La Fiscalía General del Estado de Veracruz abrió una investigación por la muerte del diputado federal Zenyazen Escobar García, integrante de Morena, quien fue localizado el viernes 4 de septiembre dentro de su automóvil en una carretera de la entidad.
De acuerdo con información difundida por autoridades estatales y recogida por Reuters, el legislador presentaba al menos una herida producida por arma de fuego. El vehículo fue encontrado en la vía que comunica al municipio de Puente Nacional con Xalapa, la capital veracruzana.
La investigación sigue en curso
La fiscal estatal, Lisbeth Jiménez, informó que se integra la carpeta de investigación, pero no dio a conocer una hipótesis sobre el móvil ni señaló públicamente a posibles responsables. El secretario de Gobierno de Veracruz, Ricardo Ahued, añadió que el automóvil no mostraba señales visibles de violencia.
Estos datos iniciales no permiten determinar si se trató de un ataque, un hecho accidental o alguna otra circunstancia. Por esa razón, cualquier conclusión deberá esperar a los peritajes y a la información oficial que emita la Fiscalía.

== CÓMO RESOLVERLA ==
Transcribe sin cambios el pasaje de la nota sobre la muerte del diputado que va desde "La investigación sigue" hasta "visibles de violencia.".

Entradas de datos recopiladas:
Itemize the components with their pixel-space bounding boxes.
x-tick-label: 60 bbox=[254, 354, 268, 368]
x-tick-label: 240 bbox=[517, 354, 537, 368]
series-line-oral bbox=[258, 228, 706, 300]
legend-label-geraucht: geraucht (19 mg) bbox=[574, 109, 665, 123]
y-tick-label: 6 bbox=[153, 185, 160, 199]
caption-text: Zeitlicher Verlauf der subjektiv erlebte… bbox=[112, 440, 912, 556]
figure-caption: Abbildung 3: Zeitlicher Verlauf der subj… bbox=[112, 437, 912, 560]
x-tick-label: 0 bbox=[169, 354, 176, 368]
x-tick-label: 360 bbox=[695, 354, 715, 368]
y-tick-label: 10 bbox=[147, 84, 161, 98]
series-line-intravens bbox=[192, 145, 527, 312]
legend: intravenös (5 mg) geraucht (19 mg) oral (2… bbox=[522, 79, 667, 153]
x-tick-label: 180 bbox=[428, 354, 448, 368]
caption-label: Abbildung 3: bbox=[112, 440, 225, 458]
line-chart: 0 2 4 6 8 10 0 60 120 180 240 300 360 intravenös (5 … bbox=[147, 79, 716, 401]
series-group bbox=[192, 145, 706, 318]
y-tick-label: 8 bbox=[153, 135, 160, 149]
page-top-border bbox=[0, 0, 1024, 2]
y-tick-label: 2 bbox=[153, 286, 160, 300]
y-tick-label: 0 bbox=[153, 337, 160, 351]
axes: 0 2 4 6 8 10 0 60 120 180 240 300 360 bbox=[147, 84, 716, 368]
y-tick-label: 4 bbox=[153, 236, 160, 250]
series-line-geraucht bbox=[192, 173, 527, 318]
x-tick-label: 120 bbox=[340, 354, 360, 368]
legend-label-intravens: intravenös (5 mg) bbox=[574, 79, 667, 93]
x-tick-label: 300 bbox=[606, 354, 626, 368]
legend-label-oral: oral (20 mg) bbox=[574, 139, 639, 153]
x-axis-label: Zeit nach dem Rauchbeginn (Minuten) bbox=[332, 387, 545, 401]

== RESPUESTA ==
La investigación sigue en curso
La fiscal estatal, Lisbeth Jiménez, informó que se integra la carpeta de investigación, pero no dio a conocer una hipótesis sobre el móvil ni señaló públicamente a posibles responsables. El secretario de Gobierno de Veracruz, Ricardo Ahued, añadió que el automóvil no mostraba señales visibles de violencia.